→ **元の文章**:

━━━━━━━━

しかしながら、突き技にも対応できる理想とする武術であるような・・・正に日本人好みであるがこの良さは、使った人のみが知りえるユーザー特典でもあるのだ。
 師匠、良くこの竿を設計してくれました。
誠に感謝致します。
と言いたいのであるが・・・。

 仕掛けが投入され潮に馴染んでくると、多少の潮流に乗ってラインを少しづつ引きだしては送りこむ。
この間も突然の奴の襲撃に備えて既に気が抜けない状況にある。
その咄嗟の対策は、クリッカーを入れる事である程度解決できる。
クリッカー有効術とでも言おうか。
左手で竿をもちつつ、右手でクリッカーをオンに入れる。
昨今のジギング専用リールともなるとそのクリッカーでさえ余分な機能なのか付属していないものもある。
つまり、そのリールはジギング以外は使わない、あるいは使えないと言う事の裏返しでもある。
 右で竿を支えつつ、ラインをつまむと一送り、また一送りする。
軽快でバックラッシュの心配は勿論無い。

そしてリールのレバーをフリーから一旦ベイトポジションに上げ。
更にローテンションギリギリのところまで1ノッチ、1ノッチとレバーを上げて行く。

 ラプターモデルのもうひとつの短所は、その強めのドラグが掛かる変わりにレバーの振り幅に対してドラグが効き始める範囲が非常に狭い事である。
馴れてしまえば、なんとも無い事かもしれないが、これが結構狭いレンジで、日本のクイックドラグシステムに近い感じがする。

━━━━━━━━

→ **用意したデータ**:
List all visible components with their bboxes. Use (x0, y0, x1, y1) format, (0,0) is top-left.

━━━━━━━━

→ **やることリスト**:
1. 釣り竿とリールの文章では、ラプターモデルのもうひとつの短所は何だと書かれていますか。
2. 釣り竿とリールの文章にある「左手で竿をもちつつ、右手でクリッカーをオンに入れる。」を英語に訳してください。
3. 釣り竿とリールの文章を、最後の文のあとから引き継いで書き進めてください。

→ **練習問題の答え**:
1. 強めのドラグが掛かる代わりに、レバーの振り幅に対してドラグが効き始める範囲が非常に狭いことです。

2. While holding the rod in the left hand, switch the clicker on with the right hand.

3.
レバードラグとは言え、今一つなところでもある。

時々、このドラグテンションを確認しながらの操作は、マニュアル感満載で、この仕事量がいつの間にか、このスーパーマルチパーパスな両軸を使いこなすと言う楽しみを得て行くのである。
このドライブ感は、道具らしくてとても良い。
 そしてこの糸ヨレの無さは、本当にありがたいと思えた。
この点はいくらハイテクになったとは言え、スピニングリールには不可能な特徴である。
そしてこのダイレクト感もしかり。
スピニングリールと比較すると、多くの時間、ラインと指は触れている状態にある。
ここらへんの使用感も操作の上に成り立っていて、静かな時間でも頭は常にぐるぐると小さい動作に合わせて回転してゆく。
静の中の動と言う感覚である。

 辺りは月の明るさ以外には、我々が時々照らす高輝度LEDのライトと先ほどパッケージから取り出して割ったケミライトの光以外には人口の光は見えない。

潮のうねりと波が月に照らされて、飛沫までが照らされている気がして、そして岩にぶつかったその波からサラシが生まれてそれも月の光に反射するような気がした。

光と闇そして影。

影と闇。

光と月。

月と影。

光と闇

影の影。

闇の闇。

星と光。

月そして月

光と闇と影の三重の景色。

そして光に映っては消えて行くサラシの小泡。

全てが自然に溶け込んで流れて行く。

釣り座は私と専務だけ。
心残りは、参加出来なかった将軍様の事で・・・それが時々波の音とそれがぶつかる音と飛沫に交じって・・話題に持ちあがる。
今ごろ雪にあくせくされている頃だろうか。

私と専務は、共有と言う名の小さな宇宙の占有をしている気がしてならなかった。
そこには、不快な事も多々ある隣人のプレッシャーもなく、人より優位に立ちたい事だけが生きがいの釣人の思いや、単なるエゴのぶつかり合いだけが生み出す表面だけのお付き合いとはかけ離れられて、少し幸せなのかもしれなかった。
 利害関係はここには存在していないのではないかとも思える自然の中に溶け込みそうになる。
「ああなんていい感じ。」
「世捨て人にでもなるか?」
「はぁ・・・・・。」
そのような世捨て人になれたらいいかもしれないが、現実はそうでもないし、世捨て人には世捨て人なりの苦労もあるだろう。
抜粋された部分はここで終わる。